* Job
Look through the lines below and state how many hold the word "JSON". Write only the number.
—————
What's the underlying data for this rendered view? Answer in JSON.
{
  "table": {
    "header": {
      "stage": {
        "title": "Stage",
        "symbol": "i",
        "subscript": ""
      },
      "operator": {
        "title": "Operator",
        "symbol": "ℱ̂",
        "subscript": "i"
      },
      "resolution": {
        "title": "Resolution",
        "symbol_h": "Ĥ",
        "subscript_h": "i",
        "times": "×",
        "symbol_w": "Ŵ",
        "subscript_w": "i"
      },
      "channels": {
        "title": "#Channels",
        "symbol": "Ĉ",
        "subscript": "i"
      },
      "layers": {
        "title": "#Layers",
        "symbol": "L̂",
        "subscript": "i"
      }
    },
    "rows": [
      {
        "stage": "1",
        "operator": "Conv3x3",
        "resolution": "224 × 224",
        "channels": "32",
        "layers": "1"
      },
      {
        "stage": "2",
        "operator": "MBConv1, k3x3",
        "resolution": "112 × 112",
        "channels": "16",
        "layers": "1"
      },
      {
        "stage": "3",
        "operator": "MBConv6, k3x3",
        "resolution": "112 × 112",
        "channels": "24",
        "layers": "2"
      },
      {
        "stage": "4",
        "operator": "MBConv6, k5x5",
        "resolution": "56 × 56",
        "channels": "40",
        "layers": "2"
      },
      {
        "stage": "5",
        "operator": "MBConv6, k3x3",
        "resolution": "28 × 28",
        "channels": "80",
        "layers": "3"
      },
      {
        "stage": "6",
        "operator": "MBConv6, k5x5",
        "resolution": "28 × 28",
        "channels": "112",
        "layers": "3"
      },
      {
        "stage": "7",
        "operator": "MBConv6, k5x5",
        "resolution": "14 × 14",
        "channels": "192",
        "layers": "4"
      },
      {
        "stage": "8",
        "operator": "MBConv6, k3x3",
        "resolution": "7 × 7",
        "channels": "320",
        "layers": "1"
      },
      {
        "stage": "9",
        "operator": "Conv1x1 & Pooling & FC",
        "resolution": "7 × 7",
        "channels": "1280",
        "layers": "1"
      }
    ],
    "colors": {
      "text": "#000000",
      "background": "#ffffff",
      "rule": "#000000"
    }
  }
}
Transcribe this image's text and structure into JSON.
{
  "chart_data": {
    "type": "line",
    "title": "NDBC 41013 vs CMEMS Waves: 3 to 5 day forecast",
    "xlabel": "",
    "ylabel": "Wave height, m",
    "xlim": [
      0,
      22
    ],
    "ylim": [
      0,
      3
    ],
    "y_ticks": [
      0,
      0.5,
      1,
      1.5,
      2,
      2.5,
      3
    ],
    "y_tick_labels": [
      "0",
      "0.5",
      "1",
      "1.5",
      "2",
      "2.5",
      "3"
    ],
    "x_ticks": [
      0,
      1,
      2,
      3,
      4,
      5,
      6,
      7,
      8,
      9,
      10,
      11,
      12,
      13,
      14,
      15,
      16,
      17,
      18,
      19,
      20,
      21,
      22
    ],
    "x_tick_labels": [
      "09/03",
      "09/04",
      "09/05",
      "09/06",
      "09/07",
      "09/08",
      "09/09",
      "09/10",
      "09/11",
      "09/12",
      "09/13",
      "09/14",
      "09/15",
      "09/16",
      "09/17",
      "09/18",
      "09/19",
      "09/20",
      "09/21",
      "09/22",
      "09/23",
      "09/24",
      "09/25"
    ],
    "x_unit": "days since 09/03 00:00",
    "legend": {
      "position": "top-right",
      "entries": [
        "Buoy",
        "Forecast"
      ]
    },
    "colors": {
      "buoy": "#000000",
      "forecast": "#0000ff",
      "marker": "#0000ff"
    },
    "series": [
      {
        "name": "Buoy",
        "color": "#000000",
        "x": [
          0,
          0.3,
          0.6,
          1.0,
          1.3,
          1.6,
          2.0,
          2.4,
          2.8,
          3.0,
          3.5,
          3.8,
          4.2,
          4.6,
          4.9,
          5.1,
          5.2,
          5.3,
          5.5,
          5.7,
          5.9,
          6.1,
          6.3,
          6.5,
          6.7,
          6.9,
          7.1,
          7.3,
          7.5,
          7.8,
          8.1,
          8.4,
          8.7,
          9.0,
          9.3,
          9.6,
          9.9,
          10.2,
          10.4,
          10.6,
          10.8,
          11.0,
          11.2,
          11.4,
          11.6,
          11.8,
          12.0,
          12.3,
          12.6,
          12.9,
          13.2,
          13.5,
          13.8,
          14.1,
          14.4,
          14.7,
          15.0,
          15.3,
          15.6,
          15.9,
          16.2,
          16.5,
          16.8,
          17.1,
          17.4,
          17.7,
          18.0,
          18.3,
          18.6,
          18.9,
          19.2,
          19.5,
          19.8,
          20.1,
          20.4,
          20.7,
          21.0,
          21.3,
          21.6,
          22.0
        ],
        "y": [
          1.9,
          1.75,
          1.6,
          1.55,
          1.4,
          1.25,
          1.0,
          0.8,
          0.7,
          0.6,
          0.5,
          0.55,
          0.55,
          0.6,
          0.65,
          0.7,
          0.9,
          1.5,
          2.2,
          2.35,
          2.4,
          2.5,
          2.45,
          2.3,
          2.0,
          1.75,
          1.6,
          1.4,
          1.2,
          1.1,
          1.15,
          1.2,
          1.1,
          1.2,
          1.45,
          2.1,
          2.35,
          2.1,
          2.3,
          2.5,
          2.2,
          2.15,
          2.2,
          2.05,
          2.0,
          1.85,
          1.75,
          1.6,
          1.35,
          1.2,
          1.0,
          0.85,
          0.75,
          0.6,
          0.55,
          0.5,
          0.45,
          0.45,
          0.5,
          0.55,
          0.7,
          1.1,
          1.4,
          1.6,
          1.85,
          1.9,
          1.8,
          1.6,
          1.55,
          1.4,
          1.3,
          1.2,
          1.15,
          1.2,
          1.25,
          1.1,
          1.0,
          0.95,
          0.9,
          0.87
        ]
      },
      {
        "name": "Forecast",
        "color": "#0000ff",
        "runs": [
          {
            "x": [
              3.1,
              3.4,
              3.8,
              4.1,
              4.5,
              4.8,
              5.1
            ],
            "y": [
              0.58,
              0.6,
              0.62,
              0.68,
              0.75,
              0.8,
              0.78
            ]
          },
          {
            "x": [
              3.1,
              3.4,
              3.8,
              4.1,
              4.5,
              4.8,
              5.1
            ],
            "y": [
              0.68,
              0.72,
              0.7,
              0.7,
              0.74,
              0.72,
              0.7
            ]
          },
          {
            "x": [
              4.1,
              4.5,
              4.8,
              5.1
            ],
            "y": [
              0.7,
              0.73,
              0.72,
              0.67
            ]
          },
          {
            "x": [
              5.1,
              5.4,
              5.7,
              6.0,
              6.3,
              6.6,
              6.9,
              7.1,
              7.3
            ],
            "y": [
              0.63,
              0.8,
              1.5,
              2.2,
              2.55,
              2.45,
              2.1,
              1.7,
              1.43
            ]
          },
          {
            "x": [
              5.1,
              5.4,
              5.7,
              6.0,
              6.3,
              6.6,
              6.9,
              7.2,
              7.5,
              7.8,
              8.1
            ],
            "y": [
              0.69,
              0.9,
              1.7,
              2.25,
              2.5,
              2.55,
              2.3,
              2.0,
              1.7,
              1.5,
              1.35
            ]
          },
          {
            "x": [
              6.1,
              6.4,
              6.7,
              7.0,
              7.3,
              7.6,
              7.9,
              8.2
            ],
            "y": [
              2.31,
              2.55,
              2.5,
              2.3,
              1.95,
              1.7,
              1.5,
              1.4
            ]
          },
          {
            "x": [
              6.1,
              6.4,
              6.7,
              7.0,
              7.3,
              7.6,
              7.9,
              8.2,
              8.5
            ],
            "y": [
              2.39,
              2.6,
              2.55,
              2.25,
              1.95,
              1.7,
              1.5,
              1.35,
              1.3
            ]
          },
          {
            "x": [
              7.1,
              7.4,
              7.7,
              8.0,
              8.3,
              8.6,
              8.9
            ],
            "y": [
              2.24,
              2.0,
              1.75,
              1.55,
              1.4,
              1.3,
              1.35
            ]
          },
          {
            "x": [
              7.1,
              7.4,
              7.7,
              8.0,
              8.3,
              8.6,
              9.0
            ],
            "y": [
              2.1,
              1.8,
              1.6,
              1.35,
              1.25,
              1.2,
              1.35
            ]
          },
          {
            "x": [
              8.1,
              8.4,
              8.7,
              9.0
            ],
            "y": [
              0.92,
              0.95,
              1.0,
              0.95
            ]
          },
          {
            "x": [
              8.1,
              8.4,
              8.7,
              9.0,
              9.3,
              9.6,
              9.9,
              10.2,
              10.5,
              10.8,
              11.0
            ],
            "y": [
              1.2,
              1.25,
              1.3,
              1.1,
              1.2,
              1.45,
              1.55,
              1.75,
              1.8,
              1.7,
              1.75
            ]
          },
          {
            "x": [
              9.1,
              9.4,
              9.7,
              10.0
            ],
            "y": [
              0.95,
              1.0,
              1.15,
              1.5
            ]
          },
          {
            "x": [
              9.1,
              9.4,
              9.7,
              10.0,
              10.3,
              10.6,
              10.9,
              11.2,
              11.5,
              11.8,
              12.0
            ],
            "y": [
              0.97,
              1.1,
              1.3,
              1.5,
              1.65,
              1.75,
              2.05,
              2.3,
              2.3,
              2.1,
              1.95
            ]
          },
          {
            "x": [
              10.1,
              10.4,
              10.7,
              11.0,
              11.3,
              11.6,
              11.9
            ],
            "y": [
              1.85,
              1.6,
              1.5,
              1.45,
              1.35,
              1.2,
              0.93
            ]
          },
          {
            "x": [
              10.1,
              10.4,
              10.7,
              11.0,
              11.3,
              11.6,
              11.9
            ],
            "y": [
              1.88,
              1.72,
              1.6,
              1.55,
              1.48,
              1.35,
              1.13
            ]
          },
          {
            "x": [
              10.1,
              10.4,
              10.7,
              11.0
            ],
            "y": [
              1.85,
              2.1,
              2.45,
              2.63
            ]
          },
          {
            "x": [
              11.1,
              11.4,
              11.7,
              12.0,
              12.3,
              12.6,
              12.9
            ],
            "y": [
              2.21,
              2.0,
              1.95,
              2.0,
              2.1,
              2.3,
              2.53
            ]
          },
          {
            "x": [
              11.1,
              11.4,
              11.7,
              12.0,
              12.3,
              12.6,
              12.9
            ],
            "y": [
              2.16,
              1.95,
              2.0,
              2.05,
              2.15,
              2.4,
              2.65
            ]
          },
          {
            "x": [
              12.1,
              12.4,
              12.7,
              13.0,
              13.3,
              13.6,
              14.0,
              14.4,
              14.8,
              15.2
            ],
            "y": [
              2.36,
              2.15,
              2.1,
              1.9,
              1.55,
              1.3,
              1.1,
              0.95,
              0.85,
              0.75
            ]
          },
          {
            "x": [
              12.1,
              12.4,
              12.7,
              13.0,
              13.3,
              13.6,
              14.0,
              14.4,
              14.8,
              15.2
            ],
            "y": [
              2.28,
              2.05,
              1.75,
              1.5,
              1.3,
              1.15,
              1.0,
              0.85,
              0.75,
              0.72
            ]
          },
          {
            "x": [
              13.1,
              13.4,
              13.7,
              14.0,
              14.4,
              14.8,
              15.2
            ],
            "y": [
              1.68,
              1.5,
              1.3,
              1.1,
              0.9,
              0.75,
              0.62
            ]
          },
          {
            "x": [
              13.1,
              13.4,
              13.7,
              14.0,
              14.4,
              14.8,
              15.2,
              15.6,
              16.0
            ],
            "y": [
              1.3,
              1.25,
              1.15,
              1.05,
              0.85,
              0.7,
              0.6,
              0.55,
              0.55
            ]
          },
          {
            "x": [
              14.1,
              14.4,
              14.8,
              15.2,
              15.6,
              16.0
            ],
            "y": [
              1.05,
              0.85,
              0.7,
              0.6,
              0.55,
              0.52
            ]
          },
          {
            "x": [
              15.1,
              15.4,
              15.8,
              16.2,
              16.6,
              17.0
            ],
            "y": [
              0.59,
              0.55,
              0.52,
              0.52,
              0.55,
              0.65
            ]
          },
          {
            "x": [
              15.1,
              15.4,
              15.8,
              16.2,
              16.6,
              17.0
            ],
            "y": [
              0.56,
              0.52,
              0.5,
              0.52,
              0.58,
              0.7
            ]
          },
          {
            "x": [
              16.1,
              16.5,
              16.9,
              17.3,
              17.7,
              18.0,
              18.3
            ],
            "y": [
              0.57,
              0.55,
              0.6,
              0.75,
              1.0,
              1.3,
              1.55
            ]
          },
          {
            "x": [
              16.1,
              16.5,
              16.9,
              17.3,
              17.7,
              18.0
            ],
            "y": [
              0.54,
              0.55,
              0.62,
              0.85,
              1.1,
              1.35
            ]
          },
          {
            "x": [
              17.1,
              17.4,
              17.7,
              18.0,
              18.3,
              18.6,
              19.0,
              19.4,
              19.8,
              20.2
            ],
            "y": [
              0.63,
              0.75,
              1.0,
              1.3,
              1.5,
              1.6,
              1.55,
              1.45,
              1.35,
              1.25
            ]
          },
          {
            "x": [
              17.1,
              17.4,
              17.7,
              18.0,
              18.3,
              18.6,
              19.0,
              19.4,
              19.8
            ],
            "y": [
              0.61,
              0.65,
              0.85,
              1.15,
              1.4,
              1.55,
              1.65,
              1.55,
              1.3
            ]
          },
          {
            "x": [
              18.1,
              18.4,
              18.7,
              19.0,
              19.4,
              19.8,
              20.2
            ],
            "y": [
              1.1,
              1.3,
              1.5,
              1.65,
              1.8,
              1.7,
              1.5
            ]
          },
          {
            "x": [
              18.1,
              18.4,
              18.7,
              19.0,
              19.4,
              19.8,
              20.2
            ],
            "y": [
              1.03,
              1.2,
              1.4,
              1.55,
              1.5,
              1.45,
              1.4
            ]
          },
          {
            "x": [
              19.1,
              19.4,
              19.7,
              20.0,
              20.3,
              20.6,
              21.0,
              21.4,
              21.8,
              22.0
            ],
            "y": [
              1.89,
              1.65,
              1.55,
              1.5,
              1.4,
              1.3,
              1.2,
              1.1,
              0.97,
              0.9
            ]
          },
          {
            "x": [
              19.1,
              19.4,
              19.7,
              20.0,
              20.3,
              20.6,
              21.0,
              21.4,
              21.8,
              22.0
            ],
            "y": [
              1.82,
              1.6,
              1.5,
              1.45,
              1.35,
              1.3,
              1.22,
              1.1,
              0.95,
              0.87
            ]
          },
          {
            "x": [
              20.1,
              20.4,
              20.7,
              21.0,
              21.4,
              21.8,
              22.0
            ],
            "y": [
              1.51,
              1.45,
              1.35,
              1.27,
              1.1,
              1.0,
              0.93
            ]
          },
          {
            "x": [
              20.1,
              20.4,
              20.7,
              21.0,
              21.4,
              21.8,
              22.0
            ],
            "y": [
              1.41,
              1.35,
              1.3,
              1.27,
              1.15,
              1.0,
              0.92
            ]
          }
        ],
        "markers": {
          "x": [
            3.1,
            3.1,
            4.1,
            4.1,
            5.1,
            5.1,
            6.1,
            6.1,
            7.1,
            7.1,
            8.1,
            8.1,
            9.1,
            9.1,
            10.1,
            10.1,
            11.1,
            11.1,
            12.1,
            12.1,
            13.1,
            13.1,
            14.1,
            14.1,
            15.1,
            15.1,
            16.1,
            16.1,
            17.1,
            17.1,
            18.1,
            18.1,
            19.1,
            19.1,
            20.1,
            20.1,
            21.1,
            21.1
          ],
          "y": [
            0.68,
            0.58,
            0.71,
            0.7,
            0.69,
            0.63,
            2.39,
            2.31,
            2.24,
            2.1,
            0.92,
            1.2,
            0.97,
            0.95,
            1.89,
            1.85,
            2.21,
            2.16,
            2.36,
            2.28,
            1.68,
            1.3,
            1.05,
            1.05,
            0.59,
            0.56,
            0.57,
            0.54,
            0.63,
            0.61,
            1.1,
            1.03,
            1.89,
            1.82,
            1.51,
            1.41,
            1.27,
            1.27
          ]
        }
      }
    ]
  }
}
—————
* Result for this exercise
2